- [TASK DETAILS]:
Transcribe each line exactly.

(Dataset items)

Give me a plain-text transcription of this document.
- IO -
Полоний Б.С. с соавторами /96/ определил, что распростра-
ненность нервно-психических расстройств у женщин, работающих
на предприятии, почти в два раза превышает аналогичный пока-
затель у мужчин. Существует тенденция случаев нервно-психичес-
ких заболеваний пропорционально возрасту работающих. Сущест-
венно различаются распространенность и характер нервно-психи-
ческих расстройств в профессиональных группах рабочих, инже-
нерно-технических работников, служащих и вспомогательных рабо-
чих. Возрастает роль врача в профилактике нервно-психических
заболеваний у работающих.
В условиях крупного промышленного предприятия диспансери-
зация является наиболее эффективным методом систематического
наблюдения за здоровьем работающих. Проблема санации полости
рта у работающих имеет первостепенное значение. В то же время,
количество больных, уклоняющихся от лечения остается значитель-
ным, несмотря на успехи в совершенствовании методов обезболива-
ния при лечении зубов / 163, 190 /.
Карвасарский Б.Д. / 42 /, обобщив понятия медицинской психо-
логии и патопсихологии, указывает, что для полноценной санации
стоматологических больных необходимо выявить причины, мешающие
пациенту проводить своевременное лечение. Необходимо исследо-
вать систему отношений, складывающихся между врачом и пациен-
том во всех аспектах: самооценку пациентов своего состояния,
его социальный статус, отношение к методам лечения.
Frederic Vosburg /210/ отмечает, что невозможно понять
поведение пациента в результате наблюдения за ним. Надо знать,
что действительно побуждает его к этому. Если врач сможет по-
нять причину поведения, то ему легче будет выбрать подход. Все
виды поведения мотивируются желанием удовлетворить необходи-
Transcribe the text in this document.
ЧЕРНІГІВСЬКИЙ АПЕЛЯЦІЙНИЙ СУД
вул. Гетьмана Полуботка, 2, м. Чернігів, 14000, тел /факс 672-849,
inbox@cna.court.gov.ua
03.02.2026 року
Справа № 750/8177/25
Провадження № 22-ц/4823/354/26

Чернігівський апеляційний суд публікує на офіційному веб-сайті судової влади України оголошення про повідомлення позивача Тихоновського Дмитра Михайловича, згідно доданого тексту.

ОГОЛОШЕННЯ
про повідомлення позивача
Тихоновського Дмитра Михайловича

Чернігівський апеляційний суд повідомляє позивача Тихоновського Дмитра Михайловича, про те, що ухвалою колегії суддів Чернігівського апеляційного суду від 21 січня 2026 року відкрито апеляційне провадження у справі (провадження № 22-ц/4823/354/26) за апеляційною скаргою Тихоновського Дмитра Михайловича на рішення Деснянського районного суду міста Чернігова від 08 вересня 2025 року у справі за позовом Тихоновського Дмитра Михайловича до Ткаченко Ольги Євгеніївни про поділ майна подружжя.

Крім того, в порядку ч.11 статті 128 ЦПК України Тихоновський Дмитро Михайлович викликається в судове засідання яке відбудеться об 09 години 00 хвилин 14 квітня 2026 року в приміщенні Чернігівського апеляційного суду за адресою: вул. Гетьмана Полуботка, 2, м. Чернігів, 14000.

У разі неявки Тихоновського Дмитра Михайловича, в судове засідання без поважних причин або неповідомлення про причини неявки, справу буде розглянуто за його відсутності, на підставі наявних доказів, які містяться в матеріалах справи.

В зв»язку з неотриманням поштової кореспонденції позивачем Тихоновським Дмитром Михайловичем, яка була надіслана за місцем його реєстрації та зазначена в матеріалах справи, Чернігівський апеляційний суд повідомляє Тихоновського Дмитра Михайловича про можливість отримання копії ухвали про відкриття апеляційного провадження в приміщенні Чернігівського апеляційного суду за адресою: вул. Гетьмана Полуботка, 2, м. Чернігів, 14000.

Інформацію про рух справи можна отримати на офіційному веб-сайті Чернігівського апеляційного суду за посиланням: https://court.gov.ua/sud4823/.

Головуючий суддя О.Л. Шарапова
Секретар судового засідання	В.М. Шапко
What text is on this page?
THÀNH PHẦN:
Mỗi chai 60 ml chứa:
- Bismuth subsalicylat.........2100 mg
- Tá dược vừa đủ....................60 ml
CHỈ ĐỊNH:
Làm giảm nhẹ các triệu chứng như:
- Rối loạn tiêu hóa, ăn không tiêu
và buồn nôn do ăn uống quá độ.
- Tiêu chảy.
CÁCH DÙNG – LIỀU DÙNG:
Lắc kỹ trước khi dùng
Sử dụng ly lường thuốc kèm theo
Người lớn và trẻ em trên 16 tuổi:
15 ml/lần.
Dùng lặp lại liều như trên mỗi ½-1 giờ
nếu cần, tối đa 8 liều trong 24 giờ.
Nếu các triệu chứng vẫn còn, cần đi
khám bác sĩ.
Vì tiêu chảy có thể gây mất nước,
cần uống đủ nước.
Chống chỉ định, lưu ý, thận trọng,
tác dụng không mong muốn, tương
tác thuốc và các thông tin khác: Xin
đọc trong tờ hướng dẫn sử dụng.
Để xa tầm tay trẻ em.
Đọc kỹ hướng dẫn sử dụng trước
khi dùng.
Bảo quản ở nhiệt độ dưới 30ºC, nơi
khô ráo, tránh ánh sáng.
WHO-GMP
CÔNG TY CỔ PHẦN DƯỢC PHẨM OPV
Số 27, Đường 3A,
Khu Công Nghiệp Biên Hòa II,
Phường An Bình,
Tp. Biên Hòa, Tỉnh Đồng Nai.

- [FULL SOLUTION]:
Give me a plain-text transcription of this document.
- IO -
Полоний Б.С. с соавторами /96/ определил, что распростра-
ненность нервно-психических расстройств у женщин, работающих
на предприятии, почти в два раза превышает аналогичный пока-
затель у мужчин. Существует тенденция случаев нервно-психичес-
ких заболеваний пропорционально возрасту работающих. Сущест-
венно различаются распространенность и характер нервно-психи-
ческих расстройств в профессиональных группах рабочих, инже-
нерно-технических работников, служащих и вспомогательных рабо-
чих. Возрастает роль врача в профилактике нервно-психических
заболеваний у работающих.
В условиях крупного промышленного предприятия диспансери-
зация является наиболее эффективным методом систематического
наблюдения за здоровьем работающих. Проблема санации полости
рта у работающих имеет первостепенное значение. В то же время,
количество больных, уклоняющихся от лечения остается значитель-
ным, несмотря на успехи в совершенствовании методов обезболива-
ния при лечении зубов / 163, 190 /.
Карвасарский Б.Д. / 42 /, обобщив понятия медицинской психо-
логии и патопсихологии, указывает, что для полноценной санации
стоматологических больных необходимо выявить причины, мешающие
пациенту проводить своевременное лечение. Необходимо исследо-
вать систему отношений, складывающихся между врачом и пациен-
том во всех аспектах: самооценку пациентов своего состояния,
его социальный статус, отношение к методам лечения.
Frederic Vosburg /210/ отмечает, что невозможно понять
поведение пациента в результате наблюдения за ним. Надо знать,
что действительно побуждает его к этому. Если врач сможет по-
нять причину поведения, то ему легче будет выбрать подход. Все
виды поведения мотивируются желанием удовлетворить необходи-
Transcribe the text in this document.
ЧЕРНІГІВСЬКИЙ АПЕЛЯЦІЙНИЙ СУД
вул. Гетьмана Полуботка, 2, м. Чернігів, 14000, тел /факс 672-849,
inbox@cna.court.gov.ua
03.02.2026 року
Справа № 750/8177/25
Провадження № 22-ц/4823/354/26

Чернігівський апеляційний суд публікує на офіційному веб-сайті судової влади України оголошення про повідомлення позивача Тихоновського Дмитра Михайловича, згідно доданого тексту.

ОГОЛОШЕННЯ
про повідомлення позивача
Тихоновського Дмитра Михайловича

Чернігівський апеляційний суд повідомляє позивача Тихоновського Дмитра Михайловича, про те, що ухвалою колегії суддів Чернігівського апеляційного суду від 21 січня 2026 року відкрито апеляційне провадження у справі (провадження № 22-ц/4823/354/26) за апеляційною скаргою Тихоновського Дмитра Михайловича на рішення Деснянського районного суду міста Чернігова від 08 вересня 2025 року у справі за позовом Тихоновського Дмитра Михайловича до Ткаченко Ольги Євгеніївни про поділ майна подружжя.

Крім того, в порядку ч.11 статті 128 ЦПК України Тихоновський Дмитро Михайлович викликається в судове засідання яке відбудеться об 09 години 00 хвилин 14 квітня 2026 року в приміщенні Чернігівського апеляційного суду за адресою: вул. Гетьмана Полуботка, 2, м. Чернігів, 14000.

У разі неявки Тихоновського Дмитра Михайловича, в судове засідання без поважних причин або неповідомлення про причини неявки, справу буде розглянуто за його відсутності, на підставі наявних доказів, які містяться в матеріалах справи.

В зв»язку з неотриманням поштової кореспонденції позивачем Тихоновським Дмитром Михайловичем, яка була надіслана за місцем його реєстрації та зазначена в матеріалах справи, Чернігівський апеляційний суд повідомляє Тихоновського Дмитра Михайловича про можливість отримання копії ухвали про відкриття апеляційного провадження в приміщенні Чернігівського апеляційного суду за адресою: вул. Гетьмана Полуботка, 2, м. Чернігів, 14000.

Інформацію про рух справи можна отримати на офіційному веб-сайті Чернігівського апеляційного суду за посиланням: https://court.gov.ua/sud4823/.

Головуючий суддя О.Л. Шарапова
Секретар судового засідання	В.М. Шапко
What text is on this page?
THÀNH PHẦN:
Mỗi chai 60 ml chứa:
- Bismuth subsalicylat.........2100 mg
- Tá dược vừa đủ....................60 ml
CHỈ ĐỊNH:
Làm giảm nhẹ các triệu chứng như:
- Rối loạn tiêu hóa, ăn không tiêu
và buồn nôn do ăn uống quá độ.
- Tiêu chảy.
CÁCH DÙNG – LIỀU DÙNG:
Lắc kỹ trước khi dùng
Sử dụng ly lường thuốc kèm theo
Người lớn và trẻ em trên 16 tuổi:
15 ml/lần.
Dùng lặp lại liều như trên mỗi ½-1 giờ
nếu cần, tối đa 8 liều trong 24 giờ.
Nếu các triệu chứng vẫn còn, cần đi
khám bác sĩ.
Vì tiêu chảy có thể gây mất nước,
cần uống đủ nước.
Chống chỉ định, lưu ý, thận trọng,
tác dụng không mong muốn, tương
tác thuốc và các thông tin khác: Xin
đọc trong tờ hướng dẫn sử dụng.
Để xa tầm tay trẻ em.
Đọc kỹ hướng dẫn sử dụng trước
khi dùng.
Bảo quản ở nhiệt độ dưới 30ºC, nơi
khô ráo, tránh ánh sáng.
WHO-GMP
CÔNG TY CỔ PHẦN DƯỢC PHẨM OPV
Số 27, Đường 3A,
Khu Công Nghiệp Biên Hòa II,
Phường An Bình,
Tp. Biên Hòa, Tỉnh Đồng Nai.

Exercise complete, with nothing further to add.